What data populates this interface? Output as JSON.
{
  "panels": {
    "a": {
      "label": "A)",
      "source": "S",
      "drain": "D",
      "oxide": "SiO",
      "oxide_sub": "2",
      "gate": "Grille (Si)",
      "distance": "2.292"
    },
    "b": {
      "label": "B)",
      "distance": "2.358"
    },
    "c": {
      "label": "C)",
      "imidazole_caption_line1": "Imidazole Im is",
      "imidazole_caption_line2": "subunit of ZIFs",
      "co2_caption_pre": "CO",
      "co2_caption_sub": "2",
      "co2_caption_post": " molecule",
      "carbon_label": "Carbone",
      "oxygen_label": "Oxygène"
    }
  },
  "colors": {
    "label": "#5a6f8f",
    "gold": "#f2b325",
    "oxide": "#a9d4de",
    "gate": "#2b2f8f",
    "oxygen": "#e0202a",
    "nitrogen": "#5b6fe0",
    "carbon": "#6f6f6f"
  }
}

◇ ◇ ◇

## [What to do]
Return the entries in full, keeping every line exactly as it is.

## [Task answer]
What data populates this interface? Output as JSON.
{
  "panels": {
    "a": {
      "label": "A)",
      "source": "S",
      "drain": "D",
      "oxide": "SiO",
      "oxide_sub": "2",
      "gate": "Grille (Si)",
      "distance": "2.292"
    },
    "b": {
      "label": "B)",
      "distance": "2.358"
    },
    "c": {
      "label": "C)",
      "imidazole_caption_line1": "Imidazole Im is",
      "imidazole_caption_line2": "subunit of ZIFs",
      "co2_caption_pre": "CO",
      "co2_caption_sub": "2",
      "co2_caption_post": " molecule",
      "carbon_label": "Carbone",
      "oxygen_label": "Oxygène"
    }
  },
  "colors": {
    "label": "#5a6f8f",
    "gold": "#f2b325",
    "oxide": "#a9d4de",
    "gate": "#2b2f8f",
    "oxygen": "#e0202a",
    "nitrogen": "#5b6fe0",
    "carbon": "#6f6f6f"
  }
}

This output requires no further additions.